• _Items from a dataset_
==============================

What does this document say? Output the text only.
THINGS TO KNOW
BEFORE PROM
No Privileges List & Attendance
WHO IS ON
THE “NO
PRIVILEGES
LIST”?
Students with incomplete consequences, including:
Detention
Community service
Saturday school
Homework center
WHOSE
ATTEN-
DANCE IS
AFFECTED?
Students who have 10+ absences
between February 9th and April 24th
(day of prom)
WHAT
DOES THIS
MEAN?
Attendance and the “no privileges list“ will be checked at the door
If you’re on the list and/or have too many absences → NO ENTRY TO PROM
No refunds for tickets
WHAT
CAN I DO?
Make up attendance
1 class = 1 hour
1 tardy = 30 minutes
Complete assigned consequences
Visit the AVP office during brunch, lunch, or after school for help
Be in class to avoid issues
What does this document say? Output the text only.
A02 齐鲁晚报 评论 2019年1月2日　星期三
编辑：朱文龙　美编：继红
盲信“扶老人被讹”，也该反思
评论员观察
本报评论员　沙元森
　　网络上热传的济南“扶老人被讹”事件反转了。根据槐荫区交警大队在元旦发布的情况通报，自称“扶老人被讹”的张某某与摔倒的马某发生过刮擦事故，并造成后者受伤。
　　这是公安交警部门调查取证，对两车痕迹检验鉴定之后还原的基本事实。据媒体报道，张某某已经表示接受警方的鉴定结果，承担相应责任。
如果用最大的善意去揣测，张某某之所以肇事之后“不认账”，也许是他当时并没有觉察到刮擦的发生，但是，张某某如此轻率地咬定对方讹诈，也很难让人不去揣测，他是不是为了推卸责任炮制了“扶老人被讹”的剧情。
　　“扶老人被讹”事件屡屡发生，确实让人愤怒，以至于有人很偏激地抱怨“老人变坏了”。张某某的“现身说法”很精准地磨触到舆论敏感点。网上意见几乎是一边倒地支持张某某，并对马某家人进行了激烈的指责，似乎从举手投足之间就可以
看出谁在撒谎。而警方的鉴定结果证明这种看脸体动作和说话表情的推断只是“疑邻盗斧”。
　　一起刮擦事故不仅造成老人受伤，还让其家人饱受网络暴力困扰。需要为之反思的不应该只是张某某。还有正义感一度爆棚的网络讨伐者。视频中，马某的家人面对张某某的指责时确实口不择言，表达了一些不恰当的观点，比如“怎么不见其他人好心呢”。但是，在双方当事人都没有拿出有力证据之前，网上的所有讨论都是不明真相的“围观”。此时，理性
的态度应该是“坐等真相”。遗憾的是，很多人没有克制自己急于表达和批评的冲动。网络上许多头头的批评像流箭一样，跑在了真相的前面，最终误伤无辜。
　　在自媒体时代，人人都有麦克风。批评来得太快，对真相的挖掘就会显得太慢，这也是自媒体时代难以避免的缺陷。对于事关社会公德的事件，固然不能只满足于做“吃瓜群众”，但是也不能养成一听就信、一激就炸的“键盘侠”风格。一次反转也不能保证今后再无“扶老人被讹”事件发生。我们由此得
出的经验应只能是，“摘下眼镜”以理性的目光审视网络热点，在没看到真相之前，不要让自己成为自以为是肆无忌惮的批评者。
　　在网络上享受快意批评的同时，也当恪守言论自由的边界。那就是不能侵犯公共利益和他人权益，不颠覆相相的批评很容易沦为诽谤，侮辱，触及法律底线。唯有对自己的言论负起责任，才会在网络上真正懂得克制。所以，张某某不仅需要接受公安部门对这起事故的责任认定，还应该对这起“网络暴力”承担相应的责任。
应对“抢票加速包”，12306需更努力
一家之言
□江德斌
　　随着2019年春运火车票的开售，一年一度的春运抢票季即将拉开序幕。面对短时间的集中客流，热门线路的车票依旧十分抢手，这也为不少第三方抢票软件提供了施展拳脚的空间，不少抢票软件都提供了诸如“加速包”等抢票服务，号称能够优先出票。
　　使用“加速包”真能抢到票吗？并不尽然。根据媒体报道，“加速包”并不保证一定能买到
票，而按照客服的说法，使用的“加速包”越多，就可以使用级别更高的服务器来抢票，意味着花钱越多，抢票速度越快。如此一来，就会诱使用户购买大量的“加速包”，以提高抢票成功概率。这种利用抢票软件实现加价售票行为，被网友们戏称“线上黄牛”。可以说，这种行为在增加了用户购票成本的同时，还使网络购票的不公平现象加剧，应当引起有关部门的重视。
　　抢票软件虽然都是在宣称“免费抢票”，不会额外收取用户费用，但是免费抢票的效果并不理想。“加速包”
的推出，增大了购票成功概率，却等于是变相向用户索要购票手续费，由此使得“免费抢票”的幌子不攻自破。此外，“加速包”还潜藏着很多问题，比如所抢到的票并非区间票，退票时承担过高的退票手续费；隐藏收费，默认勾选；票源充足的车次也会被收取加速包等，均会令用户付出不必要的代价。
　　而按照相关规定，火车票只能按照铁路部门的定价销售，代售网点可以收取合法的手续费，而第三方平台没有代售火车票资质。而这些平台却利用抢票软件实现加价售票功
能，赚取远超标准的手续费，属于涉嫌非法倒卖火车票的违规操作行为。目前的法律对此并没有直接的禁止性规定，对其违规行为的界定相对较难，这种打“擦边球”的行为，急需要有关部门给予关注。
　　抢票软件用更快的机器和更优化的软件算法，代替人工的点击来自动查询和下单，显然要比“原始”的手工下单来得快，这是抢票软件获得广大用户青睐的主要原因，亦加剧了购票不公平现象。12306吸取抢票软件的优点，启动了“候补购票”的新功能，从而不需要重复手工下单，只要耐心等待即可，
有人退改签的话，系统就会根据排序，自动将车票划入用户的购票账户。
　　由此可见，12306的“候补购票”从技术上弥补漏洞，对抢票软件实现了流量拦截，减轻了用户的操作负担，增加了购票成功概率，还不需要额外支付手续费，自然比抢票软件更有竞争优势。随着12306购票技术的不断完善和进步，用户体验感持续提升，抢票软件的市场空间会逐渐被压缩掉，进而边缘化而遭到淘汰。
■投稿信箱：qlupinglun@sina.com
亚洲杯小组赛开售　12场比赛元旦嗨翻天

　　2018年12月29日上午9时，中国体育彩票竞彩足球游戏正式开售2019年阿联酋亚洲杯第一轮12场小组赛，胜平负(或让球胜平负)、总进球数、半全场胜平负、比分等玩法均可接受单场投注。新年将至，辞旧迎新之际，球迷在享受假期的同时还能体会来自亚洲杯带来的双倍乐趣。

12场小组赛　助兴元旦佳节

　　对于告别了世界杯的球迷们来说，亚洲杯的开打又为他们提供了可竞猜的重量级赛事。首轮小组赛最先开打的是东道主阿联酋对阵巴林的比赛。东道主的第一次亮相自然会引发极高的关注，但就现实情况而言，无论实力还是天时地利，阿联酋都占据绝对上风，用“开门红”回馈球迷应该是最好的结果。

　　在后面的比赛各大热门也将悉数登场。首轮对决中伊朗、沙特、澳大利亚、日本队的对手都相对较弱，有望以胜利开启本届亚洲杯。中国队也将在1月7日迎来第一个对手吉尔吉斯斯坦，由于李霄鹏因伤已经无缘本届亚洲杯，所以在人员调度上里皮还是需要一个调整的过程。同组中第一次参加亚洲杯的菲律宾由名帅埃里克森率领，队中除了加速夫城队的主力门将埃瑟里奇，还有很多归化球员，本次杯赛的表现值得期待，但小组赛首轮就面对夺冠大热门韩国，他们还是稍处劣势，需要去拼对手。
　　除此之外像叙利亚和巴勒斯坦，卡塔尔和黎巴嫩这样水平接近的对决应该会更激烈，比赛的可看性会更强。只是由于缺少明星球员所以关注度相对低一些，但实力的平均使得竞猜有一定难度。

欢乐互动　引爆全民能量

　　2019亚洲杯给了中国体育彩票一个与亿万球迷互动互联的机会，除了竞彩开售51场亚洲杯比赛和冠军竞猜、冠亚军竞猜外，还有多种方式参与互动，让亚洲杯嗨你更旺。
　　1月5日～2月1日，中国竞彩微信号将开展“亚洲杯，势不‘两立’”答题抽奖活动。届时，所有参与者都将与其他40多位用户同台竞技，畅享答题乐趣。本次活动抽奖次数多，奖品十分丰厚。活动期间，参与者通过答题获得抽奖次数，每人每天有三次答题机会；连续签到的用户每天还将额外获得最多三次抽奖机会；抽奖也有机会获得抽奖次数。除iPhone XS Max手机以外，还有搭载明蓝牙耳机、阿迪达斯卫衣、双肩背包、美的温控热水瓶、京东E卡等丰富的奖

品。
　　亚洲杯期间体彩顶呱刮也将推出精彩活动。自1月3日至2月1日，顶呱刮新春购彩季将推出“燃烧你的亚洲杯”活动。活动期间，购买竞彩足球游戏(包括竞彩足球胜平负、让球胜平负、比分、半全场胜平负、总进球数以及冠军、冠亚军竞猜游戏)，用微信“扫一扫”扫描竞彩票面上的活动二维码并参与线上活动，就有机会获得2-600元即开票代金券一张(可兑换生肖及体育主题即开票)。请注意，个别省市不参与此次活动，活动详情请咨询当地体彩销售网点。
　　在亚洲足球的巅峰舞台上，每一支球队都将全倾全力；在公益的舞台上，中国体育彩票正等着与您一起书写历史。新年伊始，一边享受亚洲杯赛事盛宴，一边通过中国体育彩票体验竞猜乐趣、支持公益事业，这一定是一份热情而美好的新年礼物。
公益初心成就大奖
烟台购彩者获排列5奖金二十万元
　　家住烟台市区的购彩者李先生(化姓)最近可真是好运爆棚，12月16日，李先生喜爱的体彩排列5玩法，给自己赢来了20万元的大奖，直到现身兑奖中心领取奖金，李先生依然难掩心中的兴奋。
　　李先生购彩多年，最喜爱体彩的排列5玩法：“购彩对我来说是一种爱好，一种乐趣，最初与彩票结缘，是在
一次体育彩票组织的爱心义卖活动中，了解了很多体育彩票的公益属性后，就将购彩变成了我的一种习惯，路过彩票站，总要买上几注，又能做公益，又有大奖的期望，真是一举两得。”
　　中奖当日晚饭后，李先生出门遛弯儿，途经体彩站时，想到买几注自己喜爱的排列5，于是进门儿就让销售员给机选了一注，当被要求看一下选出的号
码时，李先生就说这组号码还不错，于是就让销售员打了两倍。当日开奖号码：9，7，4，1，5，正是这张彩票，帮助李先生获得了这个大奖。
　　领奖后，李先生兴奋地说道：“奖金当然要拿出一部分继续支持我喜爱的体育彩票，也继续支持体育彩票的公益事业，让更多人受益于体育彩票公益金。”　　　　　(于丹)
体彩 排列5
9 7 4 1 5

==============================

• _Stated problem_
Identify and copy the lines holding the word "半全场胜平负".

• _Answer to the problem_
　　2018年12月29日上午9时，中国体育彩票竞彩足球游戏正式开售2019年阿联酋亚洲杯第一轮12场小组赛，胜平负(或让球胜平负)、总进球数、半全场胜平负、比分等玩法均可接受单场投注。新年将至，辞旧迎新之际，球迷在享受假期的同时还能体会来自亚洲杯带来的双倍乐趣。
　　亚洲杯期间体彩顶呱刮也将推出精彩活动。自1月3日至2月1日，顶呱刮新春购彩季将推出“燃烧你的亚洲杯”活动。活动期间，购买竞彩足球游戏(包括竞彩足球胜平负、让球胜平负、比分、半全场胜平负、总进球数以及冠军、冠亚军竞猜游戏)，用微信“扫一扫”扫描竞彩票面上的活动二维码并参与线上活动，就有机会获得2-600元即开票代金券一张(可兑换生肖及体育主题即开票)。请注意，个别省市不参与此次活动，活动详情请咨询当地体彩销售网点。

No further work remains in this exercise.